= Stated goal =
Rewrite all the rows with "Pot Categories" swapped for "Product Categories" and everything else unchanged. Leave out the picture lines.

= Data provided =
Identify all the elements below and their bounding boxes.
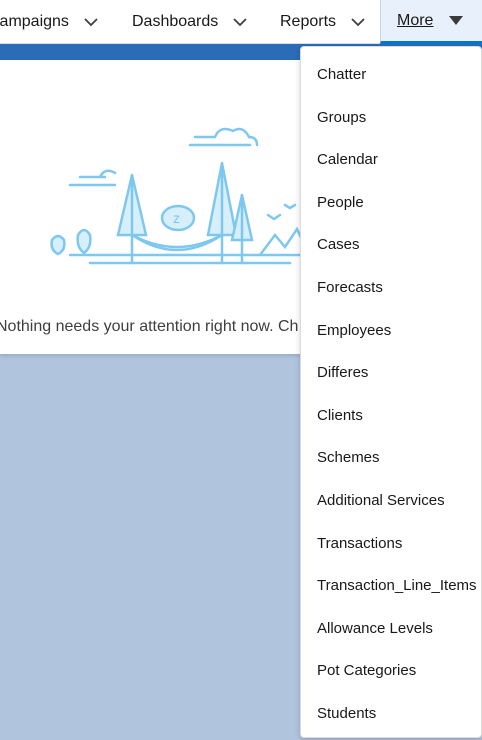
menu-item-cases[interactable]: Cases: [301, 224, 481, 267]
menu-item-pot-categories[interactable]: Pot Categories: [301, 650, 481, 693]
empty-state-message: Nothing needs your attention right now. …: [0, 318, 299, 335]
menu-item-clients[interactable]: Clients: [301, 395, 481, 438]
menu-item-forecasts[interactable]: Forecasts: [301, 267, 481, 310]
menu-item-students[interactable]: Students: [301, 693, 481, 736]
caret-down-icon: [449, 16, 464, 25]
menu-item-calendar[interactable]: Calendar: [301, 139, 481, 182]
assistant-card: t z: [0, 60, 318, 354]
nav-item-label: Reports: [280, 13, 337, 30]
nav-item-dashboards[interactable]: Dashboards: [132, 0, 248, 44]
menu-item-transactions[interactable]: Transactions: [301, 523, 481, 566]
svg-text:z: z: [173, 210, 180, 226]
top-navigation: Campaigns Dashboards Reports More: [0, 0, 482, 44]
nav-more-label: More: [397, 11, 434, 29]
menu-item-schemes[interactable]: Schemes: [301, 437, 481, 480]
menu-item-transaction-line-items[interactable]: Transaction_Line_Items: [301, 565, 481, 608]
nav-more-button[interactable]: More: [380, 0, 482, 44]
chevron-down-icon[interactable]: [350, 14, 366, 30]
more-dropdown-menu: Chatter Groups Calendar People Cases For…: [300, 46, 482, 738]
nav-item-reports[interactable]: Reports: [280, 0, 366, 44]
chevron-down-icon[interactable]: [83, 14, 99, 30]
menu-item-additional-services[interactable]: Additional Services: [301, 480, 481, 523]
menu-item-groups[interactable]: Groups: [301, 97, 481, 140]
nav-item-label: Dashboards: [132, 13, 219, 30]
menu-item-allowance-levels[interactable]: Allowance Levels: [301, 608, 481, 651]
menu-item-people[interactable]: People: [301, 182, 481, 225]
nav-item-label: Campaigns: [0, 13, 69, 30]
nav-item-campaigns[interactable]: Campaigns: [0, 0, 99, 44]
menu-item-differes[interactable]: Differes: [301, 352, 481, 395]
chevron-down-icon[interactable]: [232, 14, 248, 30]
menu-item-chatter[interactable]: Chatter: [301, 54, 481, 97]
menu-item-employees[interactable]: Employees: [301, 310, 481, 353]
empty-state-illustration: z: [50, 127, 310, 265]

= Result of the exercise =
Identify all the elements below and their bounding boxes.
menu-item-cases[interactable]: Cases: [301, 224, 481, 267]
menu-item-pot-categories[interactable]: Product Categories: [301, 650, 481, 693]
empty-state-message: Nothing needs your attention right now. …: [0, 318, 299, 335]
menu-item-clients[interactable]: Clients: [301, 395, 481, 438]
menu-item-forecasts[interactable]: Forecasts: [301, 267, 481, 310]
menu-item-students[interactable]: Students: [301, 693, 481, 736]
caret-down-icon: [449, 16, 464, 25]
menu-item-calendar[interactable]: Calendar: [301, 139, 481, 182]
assistant-card: t z: [0, 60, 318, 354]
nav-item-label: Reports: [280, 13, 337, 30]
nav-item-dashboards[interactable]: Dashboards: [132, 0, 248, 44]
menu-item-transactions[interactable]: Transactions: [301, 523, 481, 566]
svg-text:z: z: [173, 210, 180, 226]
top-navigation: Campaigns Dashboards Reports More: [0, 0, 482, 44]
nav-more-label: More: [397, 11, 434, 29]
menu-item-schemes[interactable]: Schemes: [301, 437, 481, 480]
menu-item-transaction-line-items[interactable]: Transaction_Line_Items: [301, 565, 481, 608]
nav-more-button[interactable]: More: [380, 0, 482, 44]
chevron-down-icon[interactable]: [350, 14, 366, 30]
more-dropdown-menu: Chatter Groups Calendar People Cases For…: [300, 46, 482, 738]
nav-item-reports[interactable]: Reports: [280, 0, 366, 44]
chevron-down-icon[interactable]: [83, 14, 99, 30]
menu-item-additional-services[interactable]: Additional Services: [301, 480, 481, 523]
menu-item-groups[interactable]: Groups: [301, 97, 481, 140]
nav-item-label: Dashboards: [132, 13, 219, 30]
menu-item-allowance-levels[interactable]: Allowance Levels: [301, 608, 481, 651]
menu-item-people[interactable]: People: [301, 182, 481, 225]
nav-item-label: Campaigns: [0, 13, 69, 30]
nav-item-campaigns[interactable]: Campaigns: [0, 0, 99, 44]
menu-item-differes[interactable]: Differes: [301, 352, 481, 395]
chevron-down-icon[interactable]: [232, 14, 248, 30]
menu-item-chatter[interactable]: Chatter: [301, 54, 481, 97]
menu-item-employees[interactable]: Employees: [301, 310, 481, 353]
empty-state-illustration: z: [50, 127, 310, 265]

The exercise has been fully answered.